* Task statement: Repeat only the lines from the one holding "Type out the text in this image." down to the last line of the listing below, including both of those lines.

* Records provided:
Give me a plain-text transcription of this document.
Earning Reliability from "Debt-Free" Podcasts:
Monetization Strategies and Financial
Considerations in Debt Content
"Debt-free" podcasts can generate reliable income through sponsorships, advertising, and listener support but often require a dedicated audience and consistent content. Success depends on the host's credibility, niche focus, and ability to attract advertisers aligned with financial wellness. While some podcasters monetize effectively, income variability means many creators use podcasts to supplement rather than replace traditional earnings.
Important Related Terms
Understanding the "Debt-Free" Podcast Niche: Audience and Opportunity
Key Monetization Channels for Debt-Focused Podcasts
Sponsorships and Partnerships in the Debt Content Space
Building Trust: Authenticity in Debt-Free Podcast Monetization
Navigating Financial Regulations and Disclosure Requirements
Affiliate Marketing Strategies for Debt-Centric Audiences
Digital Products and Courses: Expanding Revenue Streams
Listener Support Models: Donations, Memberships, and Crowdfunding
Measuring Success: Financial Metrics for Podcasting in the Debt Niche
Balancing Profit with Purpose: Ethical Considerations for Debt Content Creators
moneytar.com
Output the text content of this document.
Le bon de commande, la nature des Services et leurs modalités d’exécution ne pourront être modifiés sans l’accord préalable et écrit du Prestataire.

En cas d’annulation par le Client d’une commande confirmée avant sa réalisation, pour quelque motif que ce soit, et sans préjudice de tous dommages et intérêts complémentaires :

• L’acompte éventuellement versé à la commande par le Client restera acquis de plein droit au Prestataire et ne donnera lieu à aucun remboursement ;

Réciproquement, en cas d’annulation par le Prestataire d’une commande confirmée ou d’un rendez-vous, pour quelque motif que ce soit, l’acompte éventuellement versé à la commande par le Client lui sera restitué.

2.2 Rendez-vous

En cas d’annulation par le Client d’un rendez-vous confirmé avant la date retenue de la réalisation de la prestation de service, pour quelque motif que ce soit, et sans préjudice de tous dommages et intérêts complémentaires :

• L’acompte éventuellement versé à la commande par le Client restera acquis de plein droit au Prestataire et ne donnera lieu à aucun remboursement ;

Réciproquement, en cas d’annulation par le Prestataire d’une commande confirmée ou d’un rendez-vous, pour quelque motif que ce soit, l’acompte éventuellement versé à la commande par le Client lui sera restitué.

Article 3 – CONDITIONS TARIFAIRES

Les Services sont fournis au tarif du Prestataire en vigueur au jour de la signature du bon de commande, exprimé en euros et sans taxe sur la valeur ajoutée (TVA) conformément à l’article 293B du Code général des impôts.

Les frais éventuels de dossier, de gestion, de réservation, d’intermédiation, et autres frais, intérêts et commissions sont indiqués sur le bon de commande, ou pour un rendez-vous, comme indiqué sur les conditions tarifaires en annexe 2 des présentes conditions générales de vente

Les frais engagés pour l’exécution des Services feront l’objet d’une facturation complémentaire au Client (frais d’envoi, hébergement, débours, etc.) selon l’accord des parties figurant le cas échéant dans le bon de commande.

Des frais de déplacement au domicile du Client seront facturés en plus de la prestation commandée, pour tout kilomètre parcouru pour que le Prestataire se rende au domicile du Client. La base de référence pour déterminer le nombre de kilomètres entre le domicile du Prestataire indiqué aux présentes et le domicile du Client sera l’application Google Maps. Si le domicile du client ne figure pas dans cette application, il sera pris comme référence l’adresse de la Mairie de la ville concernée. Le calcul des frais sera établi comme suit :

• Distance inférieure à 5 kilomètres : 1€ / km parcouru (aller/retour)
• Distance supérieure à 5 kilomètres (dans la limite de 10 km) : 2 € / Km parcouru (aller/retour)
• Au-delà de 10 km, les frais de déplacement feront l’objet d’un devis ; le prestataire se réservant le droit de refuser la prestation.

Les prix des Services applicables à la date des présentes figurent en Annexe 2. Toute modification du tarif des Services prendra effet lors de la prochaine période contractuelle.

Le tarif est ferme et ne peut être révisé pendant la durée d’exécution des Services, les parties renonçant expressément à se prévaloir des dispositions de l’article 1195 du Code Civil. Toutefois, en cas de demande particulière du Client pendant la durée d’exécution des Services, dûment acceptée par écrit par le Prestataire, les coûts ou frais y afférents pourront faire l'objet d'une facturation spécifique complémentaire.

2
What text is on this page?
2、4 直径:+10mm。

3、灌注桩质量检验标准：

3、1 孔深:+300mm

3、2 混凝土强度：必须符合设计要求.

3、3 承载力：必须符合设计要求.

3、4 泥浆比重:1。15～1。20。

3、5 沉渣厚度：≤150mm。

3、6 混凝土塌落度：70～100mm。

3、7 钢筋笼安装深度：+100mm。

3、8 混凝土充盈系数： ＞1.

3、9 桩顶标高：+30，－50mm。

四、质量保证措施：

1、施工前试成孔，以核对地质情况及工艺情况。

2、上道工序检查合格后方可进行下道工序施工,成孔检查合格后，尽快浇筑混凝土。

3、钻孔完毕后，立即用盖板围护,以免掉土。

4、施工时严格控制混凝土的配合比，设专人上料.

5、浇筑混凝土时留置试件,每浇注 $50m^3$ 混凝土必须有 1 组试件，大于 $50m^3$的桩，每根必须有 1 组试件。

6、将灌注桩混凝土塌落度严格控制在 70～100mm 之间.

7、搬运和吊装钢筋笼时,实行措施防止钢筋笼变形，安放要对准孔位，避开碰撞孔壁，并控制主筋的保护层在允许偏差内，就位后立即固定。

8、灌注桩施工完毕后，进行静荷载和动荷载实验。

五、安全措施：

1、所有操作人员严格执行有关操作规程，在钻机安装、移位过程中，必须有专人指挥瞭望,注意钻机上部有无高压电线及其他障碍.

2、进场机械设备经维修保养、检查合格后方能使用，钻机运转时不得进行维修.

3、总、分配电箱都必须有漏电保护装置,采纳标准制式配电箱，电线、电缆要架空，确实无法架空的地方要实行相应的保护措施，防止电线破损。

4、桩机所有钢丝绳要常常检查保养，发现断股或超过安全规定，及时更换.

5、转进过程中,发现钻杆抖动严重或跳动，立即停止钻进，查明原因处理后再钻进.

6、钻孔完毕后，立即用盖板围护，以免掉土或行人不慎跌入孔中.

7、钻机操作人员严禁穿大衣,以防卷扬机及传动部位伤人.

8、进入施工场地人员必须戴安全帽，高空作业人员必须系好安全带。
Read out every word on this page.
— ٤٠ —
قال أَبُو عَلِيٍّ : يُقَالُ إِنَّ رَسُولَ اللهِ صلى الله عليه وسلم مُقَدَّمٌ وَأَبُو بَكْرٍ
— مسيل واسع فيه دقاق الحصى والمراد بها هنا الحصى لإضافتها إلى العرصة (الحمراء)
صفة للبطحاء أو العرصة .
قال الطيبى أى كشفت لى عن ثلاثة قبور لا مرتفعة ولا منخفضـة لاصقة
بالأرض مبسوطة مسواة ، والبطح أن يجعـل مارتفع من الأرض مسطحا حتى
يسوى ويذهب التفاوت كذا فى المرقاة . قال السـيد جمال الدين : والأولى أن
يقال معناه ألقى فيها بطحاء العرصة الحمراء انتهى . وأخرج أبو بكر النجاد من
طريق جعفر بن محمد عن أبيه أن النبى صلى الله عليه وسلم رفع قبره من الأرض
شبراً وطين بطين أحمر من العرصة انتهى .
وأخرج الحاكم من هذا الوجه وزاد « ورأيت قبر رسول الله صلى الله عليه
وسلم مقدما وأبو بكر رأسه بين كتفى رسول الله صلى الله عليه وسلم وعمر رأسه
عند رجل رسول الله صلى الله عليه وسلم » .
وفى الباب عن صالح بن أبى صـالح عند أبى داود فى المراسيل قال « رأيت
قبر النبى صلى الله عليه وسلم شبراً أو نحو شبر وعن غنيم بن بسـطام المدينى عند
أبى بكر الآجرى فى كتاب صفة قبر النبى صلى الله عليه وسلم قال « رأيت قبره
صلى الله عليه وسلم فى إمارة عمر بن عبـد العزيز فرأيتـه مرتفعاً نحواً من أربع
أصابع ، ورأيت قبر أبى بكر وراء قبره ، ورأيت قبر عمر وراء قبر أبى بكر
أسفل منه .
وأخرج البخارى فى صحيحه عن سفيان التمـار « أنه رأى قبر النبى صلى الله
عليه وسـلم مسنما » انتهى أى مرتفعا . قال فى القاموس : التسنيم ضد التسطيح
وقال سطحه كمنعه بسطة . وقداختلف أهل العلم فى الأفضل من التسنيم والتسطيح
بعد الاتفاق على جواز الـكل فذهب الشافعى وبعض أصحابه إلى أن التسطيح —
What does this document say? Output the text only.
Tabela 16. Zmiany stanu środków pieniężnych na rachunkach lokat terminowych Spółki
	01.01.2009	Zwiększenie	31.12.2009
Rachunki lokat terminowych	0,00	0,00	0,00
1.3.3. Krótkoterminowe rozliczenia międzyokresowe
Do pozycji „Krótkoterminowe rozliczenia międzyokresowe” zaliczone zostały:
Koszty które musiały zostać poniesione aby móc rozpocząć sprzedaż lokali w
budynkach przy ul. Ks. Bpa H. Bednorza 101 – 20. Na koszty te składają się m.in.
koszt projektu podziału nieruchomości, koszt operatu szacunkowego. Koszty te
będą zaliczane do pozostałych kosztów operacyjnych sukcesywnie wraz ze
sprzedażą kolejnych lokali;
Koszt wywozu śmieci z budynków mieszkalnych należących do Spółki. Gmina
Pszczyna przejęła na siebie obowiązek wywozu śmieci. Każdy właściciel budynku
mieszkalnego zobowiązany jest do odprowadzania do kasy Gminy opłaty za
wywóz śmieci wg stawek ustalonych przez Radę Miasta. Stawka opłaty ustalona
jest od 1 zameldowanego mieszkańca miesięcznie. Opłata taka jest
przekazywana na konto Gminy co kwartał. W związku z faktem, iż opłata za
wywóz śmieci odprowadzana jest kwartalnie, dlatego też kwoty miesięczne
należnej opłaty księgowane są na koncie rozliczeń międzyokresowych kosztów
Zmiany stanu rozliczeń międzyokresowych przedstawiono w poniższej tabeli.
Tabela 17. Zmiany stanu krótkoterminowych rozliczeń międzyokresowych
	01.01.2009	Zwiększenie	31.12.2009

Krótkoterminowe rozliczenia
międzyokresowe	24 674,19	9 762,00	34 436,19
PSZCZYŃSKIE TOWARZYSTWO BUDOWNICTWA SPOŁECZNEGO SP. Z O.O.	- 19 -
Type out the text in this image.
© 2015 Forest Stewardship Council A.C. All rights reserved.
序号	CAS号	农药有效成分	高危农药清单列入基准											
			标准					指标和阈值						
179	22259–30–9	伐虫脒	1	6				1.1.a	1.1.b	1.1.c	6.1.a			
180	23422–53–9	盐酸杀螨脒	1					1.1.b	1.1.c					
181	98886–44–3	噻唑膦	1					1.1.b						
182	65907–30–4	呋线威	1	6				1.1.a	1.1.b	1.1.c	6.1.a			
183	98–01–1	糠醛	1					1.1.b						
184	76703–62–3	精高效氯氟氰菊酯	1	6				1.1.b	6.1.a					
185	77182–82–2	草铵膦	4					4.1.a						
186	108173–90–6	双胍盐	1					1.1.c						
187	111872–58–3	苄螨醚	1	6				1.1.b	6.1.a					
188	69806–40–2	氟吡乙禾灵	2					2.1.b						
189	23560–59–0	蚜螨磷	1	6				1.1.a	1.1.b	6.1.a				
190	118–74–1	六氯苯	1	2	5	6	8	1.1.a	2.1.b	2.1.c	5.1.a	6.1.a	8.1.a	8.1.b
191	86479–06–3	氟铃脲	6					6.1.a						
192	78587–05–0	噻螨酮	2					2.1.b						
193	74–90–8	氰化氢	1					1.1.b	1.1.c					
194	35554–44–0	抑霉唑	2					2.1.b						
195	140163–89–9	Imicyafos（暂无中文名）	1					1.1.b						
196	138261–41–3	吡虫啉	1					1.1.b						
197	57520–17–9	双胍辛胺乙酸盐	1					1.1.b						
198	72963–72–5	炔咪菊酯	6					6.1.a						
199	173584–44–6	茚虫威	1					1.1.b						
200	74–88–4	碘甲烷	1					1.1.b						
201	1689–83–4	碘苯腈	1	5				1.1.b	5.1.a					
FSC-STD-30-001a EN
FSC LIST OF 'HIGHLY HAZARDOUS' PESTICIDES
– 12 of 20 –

* Complete response:
Type out the text in this image.
© 2015 Forest Stewardship Council A.C. All rights reserved.
序号	CAS号	农药有效成分	高危农药清单列入基准											
			标准					指标和阈值						
179	22259–30–9	伐虫脒	1	6				1.1.a	1.1.b	1.1.c	6.1.a			
180	23422–53–9	盐酸杀螨脒	1					1.1.b	1.1.c					
181	98886–44–3	噻唑膦	1					1.1.b						
182	65907–30–4	呋线威	1	6				1.1.a	1.1.b	1.1.c	6.1.a			
183	98–01–1	糠醛	1					1.1.b						
184	76703–62–3	精高效氯氟氰菊酯	1	6				1.1.b	6.1.a					
185	77182–82–2	草铵膦	4					4.1.a						
186	108173–90–6	双胍盐	1					1.1.c						
187	111872–58–3	苄螨醚	1	6				1.1.b	6.1.a					
188	69806–40–2	氟吡乙禾灵	2					2.1.b						
189	23560–59–0	蚜螨磷	1	6				1.1.a	1.1.b	6.1.a				
190	118–74–1	六氯苯	1	2	5	6	8	1.1.a	2.1.b	2.1.c	5.1.a	6.1.a	8.1.a	8.1.b
191	86479–06–3	氟铃脲	6					6.1.a						
192	78587–05–0	噻螨酮	2					2.1.b						
193	74–90–8	氰化氢	1					1.1.b	1.1.c					
194	35554–44–0	抑霉唑	2					2.1.b						
195	140163–89–9	Imicyafos（暂无中文名）	1					1.1.b						
196	138261–41–3	吡虫啉	1					1.1.b						
197	57520–17–9	双胍辛胺乙酸盐	1					1.1.b						
198	72963–72–5	炔咪菊酯	6					6.1.a						
199	173584–44–6	茚虫威	1					1.1.b						
200	74–88–4	碘甲烷	1					1.1.b						
201	1689–83–4	碘苯腈	1	5				1.1.b	5.1.a					
FSC-STD-30-001a EN
FSC LIST OF 'HIGHLY HAZARDOUS' PESTICIDES
– 12 of 20 –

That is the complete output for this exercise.